Exercise prompt »
Give a verbatim copy of the lines below, minus the pictures.
─── Task input
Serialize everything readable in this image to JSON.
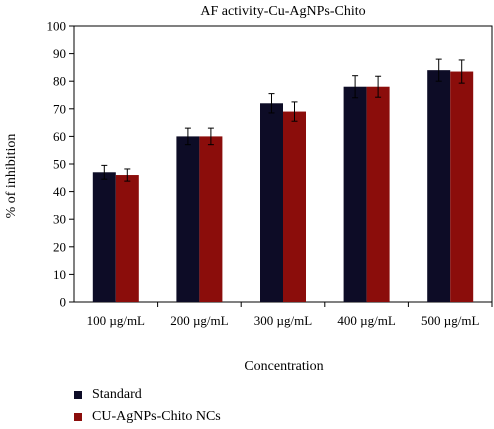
{
  "chart_data": {
    "type": "bar",
    "title": "AF activity-Cu-AgNPs-Chito",
    "xlabel": "Concentration",
    "ylabel": "% of inhibition",
    "ylim": [
      0,
      100
    ],
    "yticks": [
      0,
      10,
      20,
      30,
      40,
      50,
      60,
      70,
      80,
      90,
      100
    ],
    "grid": false,
    "legend_position": "bottom-left",
    "categories": [
      "100 µg/mL",
      "200 µg/mL",
      "300 µg/mL",
      "400 µg/mL",
      "500 µg/mL"
    ],
    "series": [
      {
        "name": "Standard",
        "color": "#0d0c26",
        "values": [
          47,
          60,
          72,
          78,
          84
        ],
        "errors": [
          2.5,
          3,
          3.5,
          4,
          4
        ]
      },
      {
        "name": "CU-AgNPs-Chito NCs",
        "color": "#8b0d0b",
        "values": [
          46,
          60,
          69,
          78,
          83.5
        ],
        "errors": [
          2.2,
          3,
          3.5,
          3.8,
          4.2
        ]
      }
    ]
  }
}
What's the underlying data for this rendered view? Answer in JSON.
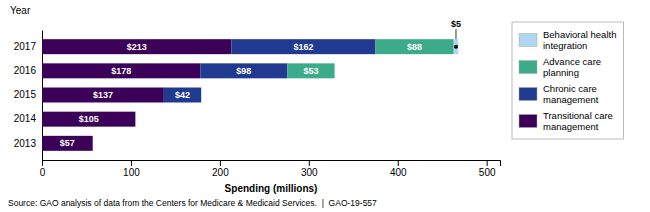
{
  "chart_data": {
    "type": "bar",
    "orientation": "horizontal",
    "stacked": true,
    "data_labels": true,
    "grid": false,
    "legend": "right",
    "xlabel": "Spending (millions)",
    "ylabel": "Year",
    "source": "Source: GAO analysis of data from the Centers for Medicare & Medicaid Services.  |  GAO-19-557",
    "categories": [
      "2017",
      "2016",
      "2015",
      "2014",
      "2013"
    ],
    "xlim": [
      0,
      515
    ],
    "xticks": [
      0,
      100,
      200,
      300,
      400,
      500
    ],
    "series": [
      {
        "name": "Transitional care\nmanagement",
        "color": "#3B0057",
        "values": [
          213,
          178,
          137,
          105,
          57
        ],
        "value_labels": [
          "$213",
          "$178",
          "$137",
          "$105",
          "$57"
        ]
      },
      {
        "name": "Chronic care\nmanagement",
        "color": "#1F3A8F",
        "values": [
          162,
          98,
          42,
          0,
          0
        ],
        "value_labels": [
          "$162",
          "$98",
          "$42",
          null,
          null
        ]
      },
      {
        "name": "Advance care\nplanning",
        "color": "#3DAA8A",
        "values": [
          88,
          53,
          0,
          0,
          0
        ],
        "value_labels": [
          "$88",
          "$53",
          null,
          null,
          null
        ]
      },
      {
        "name": "Behavioral health\nintegration",
        "color": "#ADD8F0",
        "values": [
          5,
          0,
          0,
          0,
          0
        ],
        "value_labels": [
          "$5",
          null,
          null,
          null,
          null
        ]
      }
    ]
  }
}
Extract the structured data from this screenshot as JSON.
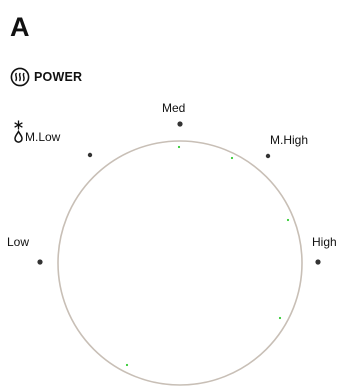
{
  "header": {
    "section_letter": "A"
  },
  "power": {
    "icon": "power-heat-icon",
    "label": "POWER"
  },
  "dial": {
    "labels": {
      "med": "Med",
      "m_low": "M.Low",
      "m_high": "M.High",
      "low": "Low",
      "high": "High"
    },
    "m_low_icon": "snowflake-drop-icon",
    "colors": {
      "ring": "#c8bfb6",
      "marker": "#333333",
      "indicator": "#33cc33"
    }
  }
}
──────
Reply to the task »
Serialize everything readable in this image to JSON.
{
  "chart_data": {
    "type": "bar",
    "title": "AF activity-Cu-AgNPs-Chito",
    "xlabel": "Concentration",
    "ylabel": "% of inhibition",
    "ylim": [
      0,
      100
    ],
    "yticks": [
      0,
      10,
      20,
      30,
      40,
      50,
      60,
      70,
      80,
      90,
      100
    ],
    "grid": false,
    "legend_position": "bottom-left",
    "categories": [
      "100 µg/mL",
      "200 µg/mL",
      "300 µg/mL",
      "400 µg/mL",
      "500 µg/mL"
    ],
    "series": [
      {
        "name": "Standard",
        "color": "#0d0c26",
        "values": [
          47,
          60,
          72,
          78,
          84
        ],
        "errors": [
          2.5,
          3,
          3.5,
          4,
          4
        ]
      },
      {
        "name": "CU-AgNPs-Chito NCs",
        "color": "#8b0d0b",
        "values": [
          46,
          60,
          69,
          78,
          83.5
        ],
        "errors": [
          2.2,
          3,
          3.5,
          3.8,
          4.2
        ]
      }
    ]
  }
}
What's the underlying data for this rendered view? Answer in JSON.
{
  "chart_data": {
    "type": "bar",
    "orientation": "horizontal",
    "stacked": true,
    "data_labels": true,
    "grid": false,
    "legend": "right",
    "xlabel": "Spending (millions)",
    "ylabel": "Year",
    "source": "Source: GAO analysis of data from the Centers for Medicare & Medicaid Services.  |  GAO-19-557",
    "categories": [
      "2017",
      "2016",
      "2015",
      "2014",
      "2013"
    ],
    "xlim": [
      0,
      515
    ],
    "xticks": [
      0,
      100,
      200,
      300,
      400,
      500
    ],
    "series": [
      {
        "name": "Transitional care\nmanagement",
        "color": "#3B0057",
        "values": [
          213,
          178,
          137,
          105,
          57
        ],
        "value_labels": [
          "$213",
          "$178",
          "$137",
          "$105",
          "$57"
        ]
      },
      {
        "name": "Chronic care\nmanagement",
        "color": "#1F3A8F",
        "values": [
          162,
          98,
          42,
          0,
          0
        ],
        "value_labels": [
          "$162",
          "$98",
          "$42",
          null,
          null
        ]
      },
      {
        "name": "Advance care\nplanning",
        "color": "#3DAA8A",
        "values": [
          88,
          53,
          0,
          0,
          0
        ],
        "value_labels": [
          "$88",
          "$53",
          null,
          null,
          null
        ]
      },
      {
        "name": "Behavioral health\nintegration",
        "color": "#ADD8F0",
        "values": [
          5,
          0,
          0,
          0,
          0
        ],
        "value_labels": [
          "$5",
          null,
          null,
          null,
          null
        ]
      }
    ]
  }
}
Extract the structured data from this screenshot as JSON.
{
  "header": {
    "section_letter": "A"
  },
  "power": {
    "icon": "power-heat-icon",
    "label": "POWER"
  },
  "dial": {
    "labels": {
      "med": "Med",
      "m_low": "M.Low",
      "m_high": "M.High",
      "low": "Low",
      "high": "High"
    },
    "m_low_icon": "snowflake-drop-icon",
    "colors": {
      "ring": "#c8bfb6",
      "marker": "#333333",
      "indicator": "#33cc33"
    }
  }
}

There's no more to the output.